◆ INSTRUCTIONS TO FOLLOW
Gather all lines in the data that hold the string "this".

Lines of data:
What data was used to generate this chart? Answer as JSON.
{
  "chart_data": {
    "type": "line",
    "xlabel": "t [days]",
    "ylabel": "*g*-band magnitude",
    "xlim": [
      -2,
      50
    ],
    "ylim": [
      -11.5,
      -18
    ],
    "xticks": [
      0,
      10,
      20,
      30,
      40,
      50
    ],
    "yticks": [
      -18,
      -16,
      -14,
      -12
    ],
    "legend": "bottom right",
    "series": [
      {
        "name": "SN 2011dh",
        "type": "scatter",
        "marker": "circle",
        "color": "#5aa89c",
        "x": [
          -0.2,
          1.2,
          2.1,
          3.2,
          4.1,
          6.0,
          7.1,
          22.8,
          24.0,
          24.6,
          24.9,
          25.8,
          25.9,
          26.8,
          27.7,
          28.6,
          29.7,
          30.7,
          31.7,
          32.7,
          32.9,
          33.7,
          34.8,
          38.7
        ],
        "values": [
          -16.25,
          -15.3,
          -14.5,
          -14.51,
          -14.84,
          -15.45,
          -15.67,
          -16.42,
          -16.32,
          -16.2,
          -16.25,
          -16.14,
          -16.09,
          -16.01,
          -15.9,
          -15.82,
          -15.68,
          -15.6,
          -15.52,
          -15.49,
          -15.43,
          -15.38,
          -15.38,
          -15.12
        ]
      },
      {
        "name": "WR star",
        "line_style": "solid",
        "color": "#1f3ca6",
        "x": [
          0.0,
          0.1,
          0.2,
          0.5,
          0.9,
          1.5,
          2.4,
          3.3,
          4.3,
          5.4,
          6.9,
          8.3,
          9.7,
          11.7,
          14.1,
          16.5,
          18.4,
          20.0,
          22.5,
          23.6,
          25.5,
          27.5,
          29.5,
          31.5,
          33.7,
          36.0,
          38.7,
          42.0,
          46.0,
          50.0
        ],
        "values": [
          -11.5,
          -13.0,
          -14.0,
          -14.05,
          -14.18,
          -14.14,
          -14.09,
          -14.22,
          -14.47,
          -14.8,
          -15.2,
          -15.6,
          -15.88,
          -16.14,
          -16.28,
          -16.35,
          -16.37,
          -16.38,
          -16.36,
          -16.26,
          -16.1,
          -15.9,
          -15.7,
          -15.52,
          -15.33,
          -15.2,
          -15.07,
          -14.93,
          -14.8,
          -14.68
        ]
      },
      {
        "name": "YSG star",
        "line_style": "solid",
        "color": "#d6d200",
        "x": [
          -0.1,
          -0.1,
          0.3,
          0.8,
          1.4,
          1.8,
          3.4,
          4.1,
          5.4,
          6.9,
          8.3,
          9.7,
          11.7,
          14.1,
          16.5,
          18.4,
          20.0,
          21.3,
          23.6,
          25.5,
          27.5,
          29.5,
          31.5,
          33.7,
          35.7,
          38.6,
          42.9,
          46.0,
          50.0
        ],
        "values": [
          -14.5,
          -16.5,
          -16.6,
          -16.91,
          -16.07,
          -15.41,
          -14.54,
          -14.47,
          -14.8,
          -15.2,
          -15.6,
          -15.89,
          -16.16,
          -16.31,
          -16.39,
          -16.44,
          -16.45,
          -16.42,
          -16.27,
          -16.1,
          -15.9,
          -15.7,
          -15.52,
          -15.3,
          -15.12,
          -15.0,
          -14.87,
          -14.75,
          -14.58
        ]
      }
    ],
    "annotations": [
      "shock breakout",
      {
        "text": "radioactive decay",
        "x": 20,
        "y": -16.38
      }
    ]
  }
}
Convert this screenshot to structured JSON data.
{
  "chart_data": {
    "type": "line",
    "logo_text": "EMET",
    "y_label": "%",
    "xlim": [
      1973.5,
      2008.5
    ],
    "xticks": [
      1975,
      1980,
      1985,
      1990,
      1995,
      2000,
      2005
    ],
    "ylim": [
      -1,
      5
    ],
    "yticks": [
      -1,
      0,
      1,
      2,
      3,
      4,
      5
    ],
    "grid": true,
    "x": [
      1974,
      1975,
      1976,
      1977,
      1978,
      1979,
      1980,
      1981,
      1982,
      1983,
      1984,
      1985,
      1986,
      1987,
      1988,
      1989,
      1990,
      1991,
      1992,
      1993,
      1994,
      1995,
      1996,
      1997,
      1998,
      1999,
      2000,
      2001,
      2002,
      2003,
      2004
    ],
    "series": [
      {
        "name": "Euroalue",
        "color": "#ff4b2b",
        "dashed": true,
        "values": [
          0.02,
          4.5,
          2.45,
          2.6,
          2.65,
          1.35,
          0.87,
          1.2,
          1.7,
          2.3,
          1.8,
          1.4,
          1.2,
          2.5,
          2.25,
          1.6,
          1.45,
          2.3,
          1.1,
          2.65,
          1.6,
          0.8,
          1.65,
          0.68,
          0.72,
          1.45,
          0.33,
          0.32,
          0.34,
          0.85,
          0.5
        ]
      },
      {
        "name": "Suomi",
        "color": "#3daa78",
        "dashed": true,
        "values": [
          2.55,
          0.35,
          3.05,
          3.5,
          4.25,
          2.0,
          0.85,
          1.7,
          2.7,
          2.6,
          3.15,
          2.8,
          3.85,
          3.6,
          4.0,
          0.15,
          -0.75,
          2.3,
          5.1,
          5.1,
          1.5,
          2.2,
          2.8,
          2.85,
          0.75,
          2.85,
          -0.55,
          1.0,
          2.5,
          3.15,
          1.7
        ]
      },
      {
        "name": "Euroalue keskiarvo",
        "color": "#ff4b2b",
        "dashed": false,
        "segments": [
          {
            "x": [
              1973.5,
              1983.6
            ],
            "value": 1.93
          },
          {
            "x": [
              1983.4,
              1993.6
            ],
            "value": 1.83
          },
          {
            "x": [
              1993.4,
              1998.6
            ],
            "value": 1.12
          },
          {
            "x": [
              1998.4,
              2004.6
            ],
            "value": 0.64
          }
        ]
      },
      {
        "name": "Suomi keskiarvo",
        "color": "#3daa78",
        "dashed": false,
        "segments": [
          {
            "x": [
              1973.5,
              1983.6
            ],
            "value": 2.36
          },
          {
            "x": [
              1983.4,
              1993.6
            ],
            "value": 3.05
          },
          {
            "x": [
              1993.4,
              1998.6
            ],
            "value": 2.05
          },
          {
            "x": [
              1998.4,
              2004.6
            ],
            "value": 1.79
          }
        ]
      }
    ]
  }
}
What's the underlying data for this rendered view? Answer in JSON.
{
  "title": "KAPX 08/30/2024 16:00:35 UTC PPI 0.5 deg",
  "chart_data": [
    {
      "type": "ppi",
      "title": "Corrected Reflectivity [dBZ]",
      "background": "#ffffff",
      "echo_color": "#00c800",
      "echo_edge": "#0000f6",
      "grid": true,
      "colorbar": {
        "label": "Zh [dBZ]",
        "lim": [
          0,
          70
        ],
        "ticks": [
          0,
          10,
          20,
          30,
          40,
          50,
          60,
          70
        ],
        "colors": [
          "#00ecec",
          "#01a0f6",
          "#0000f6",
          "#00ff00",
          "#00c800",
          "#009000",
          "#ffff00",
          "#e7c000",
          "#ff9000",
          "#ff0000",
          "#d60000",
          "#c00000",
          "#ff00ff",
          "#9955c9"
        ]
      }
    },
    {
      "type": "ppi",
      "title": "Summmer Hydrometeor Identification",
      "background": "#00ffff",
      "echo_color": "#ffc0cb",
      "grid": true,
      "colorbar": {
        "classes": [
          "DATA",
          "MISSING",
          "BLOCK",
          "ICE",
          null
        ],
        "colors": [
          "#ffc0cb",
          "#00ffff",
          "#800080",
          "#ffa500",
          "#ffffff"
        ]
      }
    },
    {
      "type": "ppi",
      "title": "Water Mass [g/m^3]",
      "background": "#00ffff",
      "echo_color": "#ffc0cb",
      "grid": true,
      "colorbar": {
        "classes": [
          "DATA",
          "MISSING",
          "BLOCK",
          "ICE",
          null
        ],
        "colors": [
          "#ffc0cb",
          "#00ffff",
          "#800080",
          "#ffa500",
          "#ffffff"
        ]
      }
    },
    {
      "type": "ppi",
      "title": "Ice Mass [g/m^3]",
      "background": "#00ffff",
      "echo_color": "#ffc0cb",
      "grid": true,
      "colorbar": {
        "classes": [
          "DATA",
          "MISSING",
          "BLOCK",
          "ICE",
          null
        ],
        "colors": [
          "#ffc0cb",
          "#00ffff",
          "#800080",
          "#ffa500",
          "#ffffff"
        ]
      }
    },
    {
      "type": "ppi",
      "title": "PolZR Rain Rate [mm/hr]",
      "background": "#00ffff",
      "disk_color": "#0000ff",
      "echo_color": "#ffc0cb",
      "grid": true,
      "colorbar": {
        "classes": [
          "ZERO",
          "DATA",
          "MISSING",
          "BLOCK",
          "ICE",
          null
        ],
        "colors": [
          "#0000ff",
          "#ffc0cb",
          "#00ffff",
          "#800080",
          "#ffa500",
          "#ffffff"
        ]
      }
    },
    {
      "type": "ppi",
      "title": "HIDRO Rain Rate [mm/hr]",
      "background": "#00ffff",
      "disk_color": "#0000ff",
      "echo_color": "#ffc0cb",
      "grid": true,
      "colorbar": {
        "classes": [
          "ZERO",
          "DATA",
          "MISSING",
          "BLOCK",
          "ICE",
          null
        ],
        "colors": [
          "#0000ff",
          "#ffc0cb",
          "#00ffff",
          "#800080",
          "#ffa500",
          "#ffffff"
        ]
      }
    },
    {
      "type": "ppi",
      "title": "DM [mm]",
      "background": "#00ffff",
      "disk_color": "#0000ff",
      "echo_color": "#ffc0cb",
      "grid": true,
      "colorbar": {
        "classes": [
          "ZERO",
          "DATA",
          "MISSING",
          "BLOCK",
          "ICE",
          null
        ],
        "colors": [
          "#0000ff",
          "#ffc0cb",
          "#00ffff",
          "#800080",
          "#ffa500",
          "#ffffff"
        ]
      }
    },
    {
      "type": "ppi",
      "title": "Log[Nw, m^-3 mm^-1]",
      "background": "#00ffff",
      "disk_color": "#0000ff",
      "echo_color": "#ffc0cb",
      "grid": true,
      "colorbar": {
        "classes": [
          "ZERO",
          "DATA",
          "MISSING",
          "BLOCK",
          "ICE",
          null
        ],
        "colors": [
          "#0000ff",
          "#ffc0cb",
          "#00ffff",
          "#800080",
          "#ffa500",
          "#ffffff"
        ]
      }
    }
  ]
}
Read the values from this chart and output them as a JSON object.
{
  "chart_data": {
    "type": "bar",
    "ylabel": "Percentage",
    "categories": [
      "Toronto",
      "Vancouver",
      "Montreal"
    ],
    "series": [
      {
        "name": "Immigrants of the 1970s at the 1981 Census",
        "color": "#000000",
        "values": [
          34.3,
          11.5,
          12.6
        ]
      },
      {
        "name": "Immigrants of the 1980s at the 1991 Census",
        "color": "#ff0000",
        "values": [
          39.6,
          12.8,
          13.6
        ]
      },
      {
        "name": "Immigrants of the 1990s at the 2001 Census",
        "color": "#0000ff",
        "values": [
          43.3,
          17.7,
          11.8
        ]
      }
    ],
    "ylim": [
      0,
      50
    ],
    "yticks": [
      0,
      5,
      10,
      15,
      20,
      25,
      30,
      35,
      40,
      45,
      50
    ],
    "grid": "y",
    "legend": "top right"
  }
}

◆ WRITTEN ANSWER
What data was used to generate this chart? Answer as JSON.
Convert this screenshot to structured JSON data.
What's the underlying data for this rendered view? Answer in JSON.
Read the values from this chart and output them as a JSON object.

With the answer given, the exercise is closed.